Extracted data entries:
*****

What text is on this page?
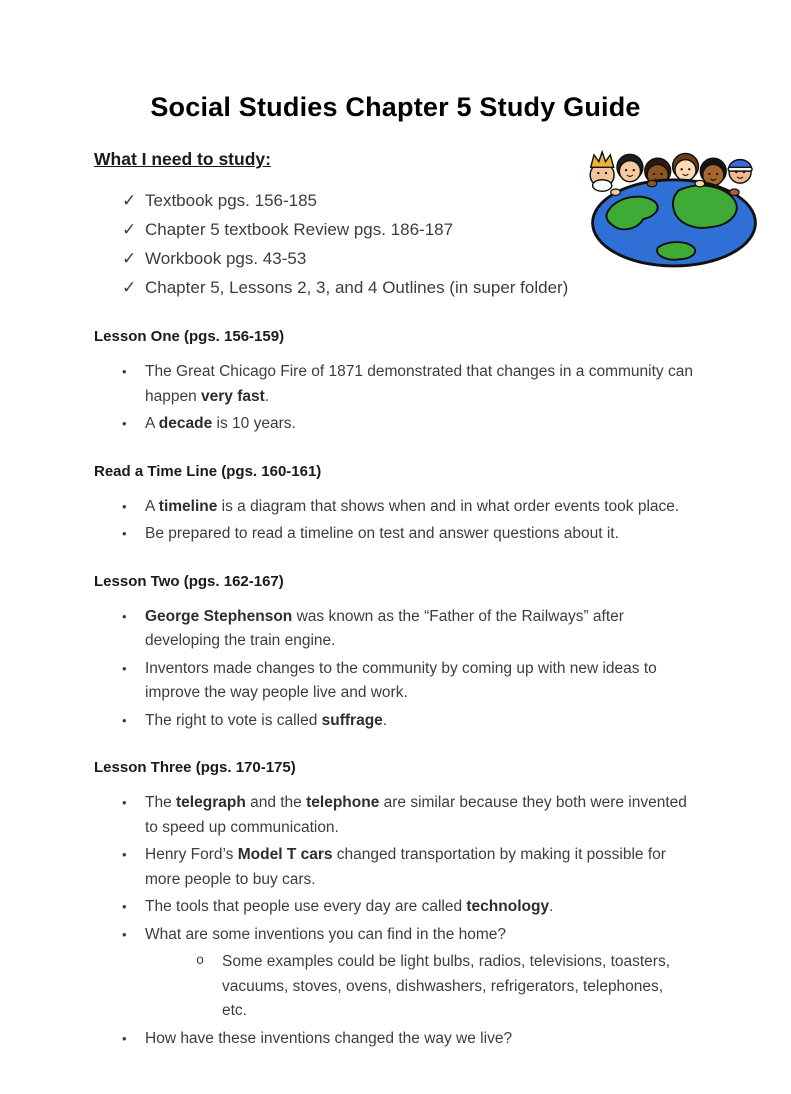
Social Studies Chapter 5 Study Guide
What I need to study:
✓ Textbook pgs. 156-185
✓ Chapter 5 textbook Review pgs. 186-187
✓ Workbook pgs. 43-53
✓ Chapter 5, Lessons 2, 3, and 4 Outlines (in super folder)
Lesson One (pgs. 156-159)
•	The Great Chicago Fire of 1871 demonstrated that changes in a community can happen very fast.
•	A decade is 10 years.
Read a Time Line (pgs. 160-161)
•	A timeline is a diagram that shows when and in what order events took place.
•	Be prepared to read a timeline on test and answer questions about it.
Lesson Two (pgs. 162-167)
•	George Stephenson was known as the “Father of the Railways” after developing the train engine.
•	Inventors made changes to the community by coming up with new ideas to improve the way people live and work.
•	The right to vote is called suffrage.
Lesson Three (pgs. 170-175)
•	The telegraph and the telephone are similar because they both were invented to speed up communication.
•	Henry Ford’s Model T cars changed transportation by making it possible for more people to buy cars.
•	The tools that people use every day are called technology.
•	What are some inventions you can find in the home?
o	Some examples could be light bulbs, radios, televisions, toasters, vacuums, stoves, ovens, dishwashers, refrigerators, telephones, etc.
•	How have these inventions changed the way we live?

*****

» EXERCISE DIRECTIONS
Print every entry above again without changing a word, and omit the pictures.

» SOLUTION TO THE EXERCISE
What text is on this page?
Social Studies Chapter 5 Study Guide
What I need to study:
✓ Textbook pgs. 156-185
✓ Chapter 5 textbook Review pgs. 186-187
✓ Workbook pgs. 43-53
✓ Chapter 5, Lessons 2, 3, and 4 Outlines (in super folder)
Lesson One (pgs. 156-159)
•	The Great Chicago Fire of 1871 demonstrated that changes in a community can happen very fast.
•	A decade is 10 years.
Read a Time Line (pgs. 160-161)
•	A timeline is a diagram that shows when and in what order events took place.
•	Be prepared to read a timeline on test and answer questions about it.
Lesson Two (pgs. 162-167)
•	George Stephenson was known as the “Father of the Railways” after developing the train engine.
•	Inventors made changes to the community by coming up with new ideas to improve the way people live and work.
•	The right to vote is called suffrage.
Lesson Three (pgs. 170-175)
•	The telegraph and the telephone are similar because they both were invented to speed up communication.
•	Henry Ford’s Model T cars changed transportation by making it possible for more people to buy cars.
•	The tools that people use every day are called technology.
•	What are some inventions you can find in the home?
o	Some examples could be light bulbs, radios, televisions, toasters, vacuums, stoves, ovens, dishwashers, refrigerators, telephones, etc.
•	How have these inventions changed the way we live?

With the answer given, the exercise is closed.